TO DO →
Your answer is a single number: the count of lines that contain the string "background".

SUPPLIED RECORDS →

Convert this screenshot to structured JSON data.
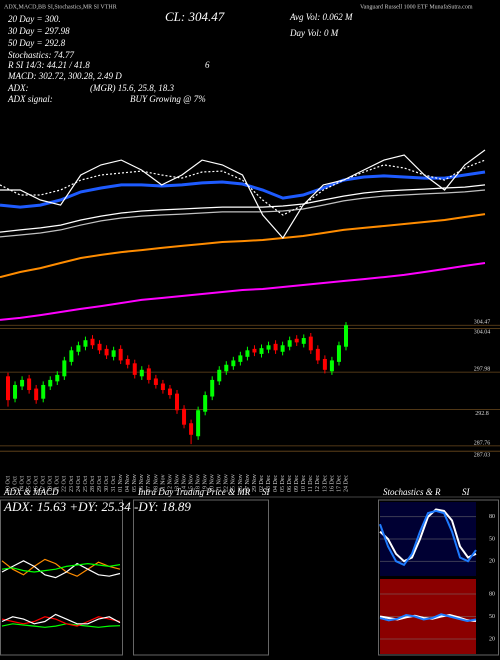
{
  "chart_data": [
    {
      "type": "line",
      "title": "ADX,MACD,BB SI,Stochastics,MR SI VTHR",
      "subtitle": "Vanguard Russell 1000 ETF MunafaSutra.com",
      "annotations": [
        "20 Day = 300.",
        "30 Day = 297.98",
        "50 Day = 292.8",
        "Stochastics: 74.77",
        "R SI 14/3: 44.21 / 41.8",
        "6",
        "MACD: 302.72, 300.28, 2.49 D",
        "ADX:",
        "(MGR) 15.6, 25.8, 18.3",
        "ADX signal:",
        "BUY Growing @ 7%",
        "CL: 304.47",
        "Avg Vol: 0.062 M",
        "Day Vol: 0 M"
      ],
      "ylim": [
        0,
        100
      ],
      "series": [
        {
          "color": "#c0c0c0",
          "values": [
            51.7,
            52.8,
            53.9,
            55.6,
            58.3,
            60.6,
            62.2,
            63.3,
            63.9,
            64.4,
            65,
            65.6,
            65.6,
            65.6,
            66.1,
            67.2,
            69.4,
            71.7,
            73.3,
            74.4,
            75,
            75.6,
            76.1,
            76.7,
            77.8
          ]
        },
        {
          "color": "#ffffff",
          "values": [
            54.4,
            55.6,
            56.7,
            58.3,
            61.1,
            63.3,
            65,
            66.1,
            66.7,
            67.2,
            67.8,
            68.3,
            68.3,
            68.3,
            68.9,
            70,
            72.2,
            74.4,
            76.1,
            77.2,
            77.8,
            78.3,
            78.9,
            79.4,
            80.6
          ]
        },
        {
          "color": "#ff8c00",
          "values": [
            29.4,
            32.2,
            34.4,
            37.2,
            40,
            41.7,
            43.3,
            44.4,
            45.6,
            46.7,
            47.8,
            48.9,
            49.4,
            50,
            51.1,
            52.2,
            53.9,
            55.6,
            56.7,
            57.8,
            58.9,
            60,
            61.1,
            62.8,
            64.4
          ]
        },
        {
          "color": "#ff00ff",
          "values": [
            5.6,
            6.7,
            8.3,
            10,
            11.7,
            13.3,
            15,
            16.7,
            17.8,
            18.9,
            20,
            21.1,
            22.2,
            22.8,
            23.9,
            25,
            26.1,
            27.2,
            28.3,
            29.4,
            30.6,
            32.2,
            33.9,
            35.6,
            37.2
          ]
        },
        {
          "color": "#1e5bff",
          "values": [
            69.4,
            68.3,
            69.4,
            72.2,
            76.7,
            78.9,
            80.6,
            80.6,
            80,
            80.6,
            81.7,
            82.2,
            81.1,
            77.8,
            73.3,
            75,
            78.9,
            83.3,
            85,
            85.6,
            85,
            84.4,
            84.4,
            86.1,
            87.8
          ]
        },
        {
          "color": "#ffffff",
          "dashed": true,
          "values": [
            80.6,
            75,
            75,
            77.8,
            83.3,
            86.1,
            87.2,
            88.3,
            86.1,
            84.4,
            87.8,
            88.3,
            83.3,
            72.2,
            63.9,
            69.4,
            77.8,
            83.3,
            87.8,
            91.7,
            90,
            86.1,
            83.3,
            90,
            94.4
          ]
        },
        {
          "color": "#ffffff",
          "values": [
            77.8,
            77.8,
            72.2,
            69.4,
            86.1,
            91.7,
            94.4,
            88.9,
            80.6,
            86.1,
            94.4,
            91.7,
            86.1,
            63.9,
            51.1,
            69.4,
            80.6,
            83.3,
            88.9,
            94.4,
            97.2,
            86.1,
            77.8,
            91.7,
            100
          ]
        }
      ]
    },
    {
      "type": "candlestick",
      "categories": [
        "10 Oct",
        "11 Oct",
        "14 Oct",
        "15 Oct",
        "16 Oct",
        "17 Oct",
        "18 Oct",
        "21 Oct",
        "22 Oct",
        "23 Oct",
        "24 Oct",
        "25 Oct",
        "28 Oct",
        "29 Oct",
        "30 Oct",
        "31 Oct",
        "01 Nov",
        "04 Nov",
        "05 Nov",
        "06 Nov",
        "07 Nov",
        "08 Nov",
        "11 Nov",
        "12 Nov",
        "13 Nov",
        "14 Nov",
        "15 Nov",
        "18 Nov",
        "19 Nov",
        "20 Nov",
        "21 Nov",
        "22 Nov",
        "25 Nov",
        "26 Nov",
        "27 Nov",
        "29 Nov",
        "02 Dec",
        "03 Dec",
        "04 Dec",
        "05 Dec",
        "06 Dec",
        "09 Dec",
        "10 Dec",
        "11 Dec",
        "12 Dec",
        "13 Dec",
        "16 Dec",
        "17 Dec",
        "24 Dec"
      ],
      "open": [
        297.4,
        294.3,
        296.0,
        297.1,
        295.7,
        294.3,
        296.0,
        296.7,
        297.4,
        299.4,
        300.8,
        301.5,
        302.6,
        301.9,
        301.2,
        300.1,
        301.2,
        299.8,
        299.2,
        297.4,
        298.5,
        297.1,
        296.4,
        295.7,
        295.0,
        292.9,
        290.9,
        289.1,
        292.5,
        294.6,
        296.7,
        298.1,
        298.8,
        299.4,
        300.1,
        301.2,
        300.5,
        301.1,
        301.9,
        300.8,
        301.5,
        302.6,
        301.9,
        302.9,
        301.2,
        299.8,
        298.1,
        299.4,
        301.5
      ],
      "high": [
        297.9,
        296.7,
        297.4,
        297.6,
        296.2,
        296.7,
        297.4,
        298.1,
        300.1,
        301.5,
        302.2,
        302.9,
        303.1,
        302.4,
        301.7,
        301.5,
        301.7,
        300.3,
        299.7,
        298.8,
        299.0,
        297.6,
        296.9,
        296.2,
        295.5,
        293.4,
        291.4,
        293.2,
        295.3,
        297.4,
        298.8,
        299.5,
        300.1,
        300.8,
        301.5,
        301.7,
        301.8,
        302.2,
        302.4,
        302.2,
        302.9,
        303.1,
        303.2,
        303.4,
        301.7,
        300.3,
        300.1,
        302.2,
        304.9
      ],
      "low": [
        293.2,
        293.8,
        295.5,
        295.0,
        293.6,
        293.8,
        295.5,
        296.2,
        296.9,
        298.9,
        300.3,
        301.0,
        301.2,
        300.5,
        299.8,
        299.6,
        299.1,
        298.5,
        297.1,
        296.9,
        296.4,
        295.7,
        295.0,
        294.3,
        292.2,
        290.2,
        288.0,
        288.6,
        292.0,
        294.1,
        296.2,
        297.6,
        298.3,
        298.9,
        299.6,
        300.2,
        300.0,
        300.6,
        300.5,
        300.3,
        301.0,
        301.6,
        301.4,
        300.5,
        299.1,
        297.8,
        297.6,
        298.9,
        301.0
      ],
      "close": [
        294.1,
        296.2,
        296.9,
        295.5,
        294.1,
        296.2,
        296.9,
        297.6,
        299.6,
        301.0,
        301.7,
        302.4,
        301.7,
        301.0,
        300.3,
        301.0,
        299.6,
        299.0,
        297.6,
        298.3,
        296.9,
        296.2,
        295.5,
        294.8,
        292.7,
        290.7,
        289.3,
        292.7,
        294.8,
        296.9,
        298.3,
        299.0,
        299.6,
        300.3,
        301.0,
        300.7,
        301.3,
        301.7,
        301.0,
        301.7,
        302.4,
        302.1,
        302.7,
        301.0,
        299.6,
        298.3,
        299.6,
        301.7,
        304.47
      ],
      "up_color": "#00ff00",
      "down_color": "#ff0000",
      "grid_color": "#6b4a1e",
      "ylim": [
        286.5,
        305.2
      ],
      "yticks": [
        304.47,
        304.04,
        297.98,
        292.8,
        287.76,
        287.03
      ]
    },
    {
      "type": "line",
      "title": "ADX & MACD",
      "subtitle": "ADX: 15.63 +DY: 25.34 -DY: 18.89",
      "ylim": [
        0,
        50
      ],
      "series": [
        {
          "color": "#ff8c00",
          "values": [
            28,
            22,
            18,
            24,
            29,
            26,
            20,
            17,
            22,
            27,
            24,
            22
          ]
        },
        {
          "color": "#ffffff",
          "values": [
            20,
            24,
            28,
            24,
            18,
            16,
            20,
            26,
            22,
            18,
            17,
            18.9
          ]
        },
        {
          "color": "#00ff00",
          "values": [
            22,
            23,
            21,
            20,
            21,
            22,
            24,
            25,
            26,
            25,
            24,
            25.3
          ]
        }
      ]
    },
    {
      "type": "line",
      "ylim": [
        -10,
        10
      ],
      "series": [
        {
          "color": "#00ff00",
          "values": [
            1,
            2,
            1.5,
            1,
            0.5,
            1,
            2,
            1.5,
            1,
            0.5,
            1,
            1.2
          ]
        },
        {
          "color": "#ff0000",
          "values": [
            4,
            3,
            2,
            3,
            5,
            4,
            2,
            1,
            3,
            5,
            4,
            3
          ]
        },
        {
          "color": "#ffffff",
          "values": [
            3,
            5,
            4,
            2,
            3,
            6,
            4,
            2,
            2,
            4,
            5,
            2.5
          ]
        }
      ]
    },
    {
      "type": "blank",
      "title": "Intra Day Trading Price & MR",
      "subtitle": "SI"
    },
    {
      "type": "line",
      "title": "Stochastics & R",
      "subtitle": "SI",
      "background": "#000033",
      "ylim": [
        0,
        100
      ],
      "yticks": [
        20,
        50,
        80
      ],
      "series": [
        {
          "color": "#ffffff",
          "values": [
            60,
            50,
            30,
            20,
            25,
            50,
            80,
            90,
            88,
            75,
            40,
            25,
            30
          ]
        },
        {
          "color": "#1e7bff",
          "values": [
            70,
            40,
            20,
            15,
            30,
            60,
            85,
            88,
            85,
            60,
            25,
            20,
            35
          ]
        }
      ]
    },
    {
      "type": "line",
      "background": "#8b0000",
      "ylim": [
        0,
        100
      ],
      "yticks": [
        20,
        50,
        80
      ],
      "series": [
        {
          "color": "#ffffff",
          "values": [
            50,
            48,
            46,
            49,
            51,
            48,
            47,
            50,
            52,
            49,
            45,
            44
          ]
        },
        {
          "color": "#1e7bff",
          "values": [
            48,
            45,
            47,
            52,
            50,
            46,
            48,
            53,
            50,
            47,
            44,
            46
          ]
        }
      ]
    }
  ]
}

COMPLETE OUTPUT →
2